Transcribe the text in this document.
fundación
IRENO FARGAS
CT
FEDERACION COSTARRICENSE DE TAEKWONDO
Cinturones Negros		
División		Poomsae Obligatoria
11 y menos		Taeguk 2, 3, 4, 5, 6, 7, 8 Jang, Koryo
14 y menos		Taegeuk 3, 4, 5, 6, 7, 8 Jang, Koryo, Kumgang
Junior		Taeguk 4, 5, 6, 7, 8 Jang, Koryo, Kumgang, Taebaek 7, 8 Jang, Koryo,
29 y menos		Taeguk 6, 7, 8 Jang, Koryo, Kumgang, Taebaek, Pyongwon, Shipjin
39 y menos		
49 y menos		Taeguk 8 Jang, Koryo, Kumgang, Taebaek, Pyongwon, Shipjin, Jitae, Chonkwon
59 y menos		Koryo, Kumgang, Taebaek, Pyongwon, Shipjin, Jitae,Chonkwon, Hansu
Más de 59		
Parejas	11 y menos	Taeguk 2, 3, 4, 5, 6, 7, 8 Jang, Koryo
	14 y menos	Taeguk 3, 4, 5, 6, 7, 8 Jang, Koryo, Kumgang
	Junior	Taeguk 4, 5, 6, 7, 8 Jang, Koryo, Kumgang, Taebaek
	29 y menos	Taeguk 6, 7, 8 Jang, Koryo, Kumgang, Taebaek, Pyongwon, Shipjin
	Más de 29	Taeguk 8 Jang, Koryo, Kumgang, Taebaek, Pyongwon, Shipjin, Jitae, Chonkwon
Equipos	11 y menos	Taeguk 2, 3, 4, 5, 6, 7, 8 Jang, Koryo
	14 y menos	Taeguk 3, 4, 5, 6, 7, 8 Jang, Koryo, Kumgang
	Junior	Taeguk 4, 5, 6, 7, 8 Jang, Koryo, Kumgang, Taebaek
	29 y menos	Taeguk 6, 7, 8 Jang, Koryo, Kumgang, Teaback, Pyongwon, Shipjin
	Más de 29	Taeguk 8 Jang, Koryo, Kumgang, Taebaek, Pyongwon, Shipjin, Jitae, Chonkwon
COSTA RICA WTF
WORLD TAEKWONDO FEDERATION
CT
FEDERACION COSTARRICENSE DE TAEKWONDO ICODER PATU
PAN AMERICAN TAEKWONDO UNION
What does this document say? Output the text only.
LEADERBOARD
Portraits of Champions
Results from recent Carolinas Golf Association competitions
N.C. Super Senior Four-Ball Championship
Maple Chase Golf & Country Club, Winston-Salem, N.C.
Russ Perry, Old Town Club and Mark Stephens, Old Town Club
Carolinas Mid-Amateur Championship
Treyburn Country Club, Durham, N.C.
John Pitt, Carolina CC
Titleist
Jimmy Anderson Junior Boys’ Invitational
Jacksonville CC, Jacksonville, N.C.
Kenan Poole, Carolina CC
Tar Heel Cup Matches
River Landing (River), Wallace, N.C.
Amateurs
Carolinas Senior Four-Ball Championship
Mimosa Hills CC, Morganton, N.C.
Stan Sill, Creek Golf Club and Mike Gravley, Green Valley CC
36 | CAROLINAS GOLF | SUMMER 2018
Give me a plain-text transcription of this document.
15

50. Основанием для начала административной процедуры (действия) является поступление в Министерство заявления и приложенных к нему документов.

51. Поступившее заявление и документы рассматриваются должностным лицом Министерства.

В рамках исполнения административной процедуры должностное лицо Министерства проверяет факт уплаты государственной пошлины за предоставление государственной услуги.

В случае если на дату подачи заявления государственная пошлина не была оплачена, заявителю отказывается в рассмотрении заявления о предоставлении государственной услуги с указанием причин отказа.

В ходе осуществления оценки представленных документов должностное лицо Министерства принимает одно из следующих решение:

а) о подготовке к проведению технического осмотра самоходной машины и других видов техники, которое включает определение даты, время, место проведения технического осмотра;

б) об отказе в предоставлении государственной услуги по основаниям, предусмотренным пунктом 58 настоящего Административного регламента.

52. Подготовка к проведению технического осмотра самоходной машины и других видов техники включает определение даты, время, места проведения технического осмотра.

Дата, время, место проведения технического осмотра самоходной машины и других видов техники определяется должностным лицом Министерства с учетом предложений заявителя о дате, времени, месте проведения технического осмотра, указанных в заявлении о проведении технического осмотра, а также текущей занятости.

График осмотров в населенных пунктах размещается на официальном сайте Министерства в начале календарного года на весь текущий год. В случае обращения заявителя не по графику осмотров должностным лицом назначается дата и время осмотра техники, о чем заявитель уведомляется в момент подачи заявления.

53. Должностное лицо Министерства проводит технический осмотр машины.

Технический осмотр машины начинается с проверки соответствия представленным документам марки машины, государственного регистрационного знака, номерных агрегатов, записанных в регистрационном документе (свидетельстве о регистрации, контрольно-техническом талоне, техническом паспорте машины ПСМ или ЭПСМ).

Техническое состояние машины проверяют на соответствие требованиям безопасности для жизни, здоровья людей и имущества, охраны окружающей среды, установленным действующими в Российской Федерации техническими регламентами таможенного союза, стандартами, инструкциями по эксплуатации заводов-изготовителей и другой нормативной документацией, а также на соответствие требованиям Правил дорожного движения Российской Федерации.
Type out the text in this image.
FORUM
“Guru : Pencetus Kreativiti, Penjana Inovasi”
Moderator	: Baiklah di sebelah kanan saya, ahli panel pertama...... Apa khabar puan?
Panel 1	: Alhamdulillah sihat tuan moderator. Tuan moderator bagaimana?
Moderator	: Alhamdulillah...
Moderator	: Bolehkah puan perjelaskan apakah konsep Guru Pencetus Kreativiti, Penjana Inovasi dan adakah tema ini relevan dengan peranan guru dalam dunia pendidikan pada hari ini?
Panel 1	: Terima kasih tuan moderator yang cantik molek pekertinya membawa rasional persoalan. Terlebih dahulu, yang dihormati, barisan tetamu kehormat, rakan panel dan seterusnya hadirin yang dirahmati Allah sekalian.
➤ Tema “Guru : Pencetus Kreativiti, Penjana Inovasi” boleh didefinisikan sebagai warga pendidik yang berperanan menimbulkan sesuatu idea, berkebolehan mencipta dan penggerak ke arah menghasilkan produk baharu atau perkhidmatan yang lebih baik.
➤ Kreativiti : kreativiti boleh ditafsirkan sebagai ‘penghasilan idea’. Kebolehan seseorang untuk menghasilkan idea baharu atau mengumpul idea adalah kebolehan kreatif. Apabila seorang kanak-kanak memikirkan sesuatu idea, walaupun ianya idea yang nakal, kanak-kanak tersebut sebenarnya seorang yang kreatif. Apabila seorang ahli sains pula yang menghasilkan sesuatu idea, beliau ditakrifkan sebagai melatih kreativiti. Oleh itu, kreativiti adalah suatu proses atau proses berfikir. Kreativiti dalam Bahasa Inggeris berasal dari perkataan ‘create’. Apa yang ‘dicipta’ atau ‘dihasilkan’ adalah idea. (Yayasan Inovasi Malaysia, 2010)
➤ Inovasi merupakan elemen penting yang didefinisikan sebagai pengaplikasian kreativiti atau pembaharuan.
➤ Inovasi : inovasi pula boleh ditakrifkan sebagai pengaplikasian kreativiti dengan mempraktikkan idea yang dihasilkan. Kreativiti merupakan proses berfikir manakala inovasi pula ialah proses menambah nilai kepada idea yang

---------------

### Prompt
Go through the entries above and pull out each line with "COSTARRICENSE" in it.

### Full output
FEDERACION COSTARRICENSE DE TAEKWONDO
FEDERACION COSTARRICENSE DE TAEKWONDO ICODER PATU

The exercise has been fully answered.